* _Written request_:
Reproduce the records. Keep every word exact and include no images.

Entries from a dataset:
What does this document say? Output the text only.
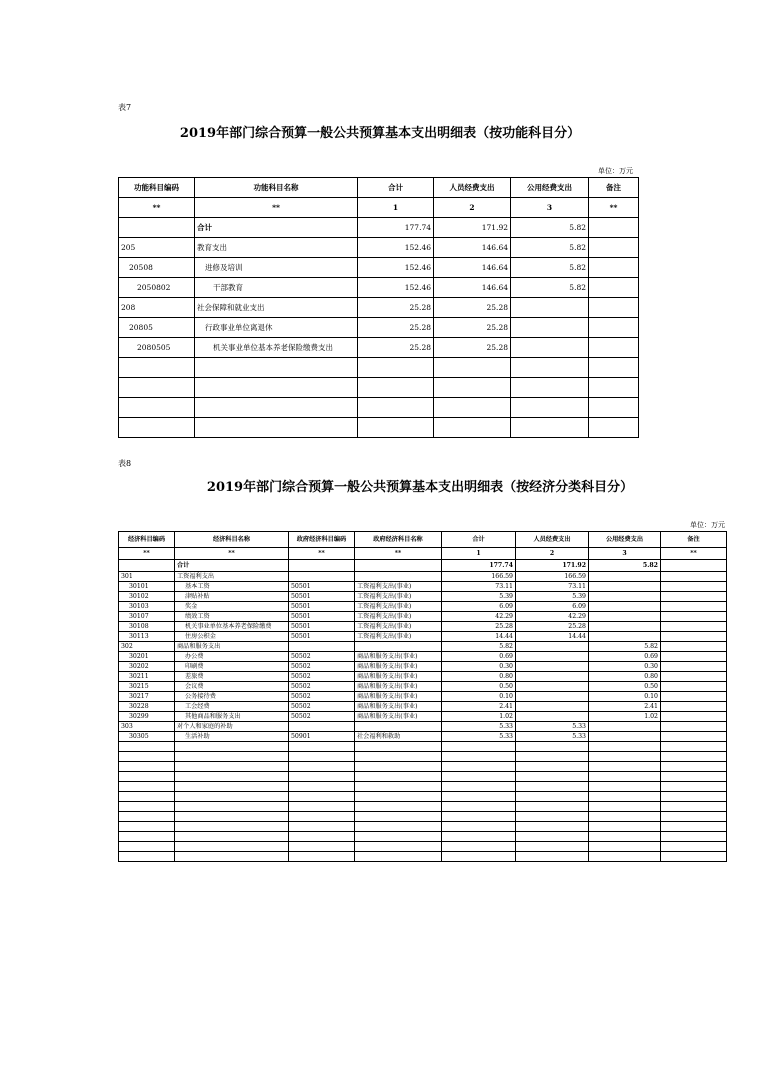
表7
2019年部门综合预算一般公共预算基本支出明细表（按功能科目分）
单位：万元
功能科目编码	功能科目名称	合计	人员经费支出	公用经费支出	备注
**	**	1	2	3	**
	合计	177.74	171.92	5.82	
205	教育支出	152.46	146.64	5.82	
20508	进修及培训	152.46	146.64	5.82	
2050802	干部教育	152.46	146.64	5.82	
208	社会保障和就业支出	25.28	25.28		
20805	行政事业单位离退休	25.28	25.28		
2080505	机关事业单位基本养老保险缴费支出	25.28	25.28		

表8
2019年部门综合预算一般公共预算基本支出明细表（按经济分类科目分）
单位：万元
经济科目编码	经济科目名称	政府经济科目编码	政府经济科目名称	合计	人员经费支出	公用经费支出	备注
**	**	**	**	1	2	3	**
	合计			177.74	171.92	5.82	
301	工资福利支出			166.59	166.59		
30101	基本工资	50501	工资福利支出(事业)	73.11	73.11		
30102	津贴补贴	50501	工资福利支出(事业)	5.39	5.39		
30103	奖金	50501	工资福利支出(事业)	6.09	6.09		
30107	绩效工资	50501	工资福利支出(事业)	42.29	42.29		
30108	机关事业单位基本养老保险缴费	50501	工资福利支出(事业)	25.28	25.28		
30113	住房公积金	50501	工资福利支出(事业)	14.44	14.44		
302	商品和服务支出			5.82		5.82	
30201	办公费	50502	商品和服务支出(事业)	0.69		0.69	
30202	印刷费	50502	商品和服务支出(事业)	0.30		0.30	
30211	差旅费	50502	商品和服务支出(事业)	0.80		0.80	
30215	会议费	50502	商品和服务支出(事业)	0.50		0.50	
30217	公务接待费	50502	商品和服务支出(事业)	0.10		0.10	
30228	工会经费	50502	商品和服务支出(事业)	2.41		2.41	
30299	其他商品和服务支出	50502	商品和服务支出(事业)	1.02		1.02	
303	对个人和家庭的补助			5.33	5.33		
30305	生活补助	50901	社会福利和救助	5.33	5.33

* _Response for this exercise_:
What does this document say? Output the text only.
表7
2019年部门综合预算一般公共预算基本支出明细表（按功能科目分）
单位：万元
功能科目编码	功能科目名称	合计	人员经费支出	公用经费支出	备注
**	**	1	2	3	**
	合计	177.74	171.92	5.82	
205	教育支出	152.46	146.64	5.82	
20508	进修及培训	152.46	146.64	5.82	
2050802	干部教育	152.46	146.64	5.82	
208	社会保障和就业支出	25.28	25.28		
20805	行政事业单位离退休	25.28	25.28		
2080505	机关事业单位基本养老保险缴费支出	25.28	25.28		

表8
2019年部门综合预算一般公共预算基本支出明细表（按经济分类科目分）
单位：万元
经济科目编码	经济科目名称	政府经济科目编码	政府经济科目名称	合计	人员经费支出	公用经费支出	备注
**	**	**	**	1	2	3	**
	合计			177.74	171.92	5.82	
301	工资福利支出			166.59	166.59		
30101	基本工资	50501	工资福利支出(事业)	73.11	73.11		
30102	津贴补贴	50501	工资福利支出(事业)	5.39	5.39		
30103	奖金	50501	工资福利支出(事业)	6.09	6.09		
30107	绩效工资	50501	工资福利支出(事业)	42.29	42.29		
30108	机关事业单位基本养老保险缴费	50501	工资福利支出(事业)	25.28	25.28		
30113	住房公积金	50501	工资福利支出(事业)	14.44	14.44		
302	商品和服务支出			5.82		5.82	
30201	办公费	50502	商品和服务支出(事业)	0.69		0.69	
30202	印刷费	50502	商品和服务支出(事业)	0.30		0.30	
30211	差旅费	50502	商品和服务支出(事业)	0.80		0.80	
30215	会议费	50502	商品和服务支出(事业)	0.50		0.50	
30217	公务接待费	50502	商品和服务支出(事业)	0.10		0.10	
30228	工会经费	50502	商品和服务支出(事业)	2.41		2.41	
30299	其他商品和服务支出	50502	商品和服务支出(事业)	1.02		1.02	
303	对个人和家庭的补助			5.33	5.33		
30305	生活补助	50901	社会福利和救助	5.33	5.33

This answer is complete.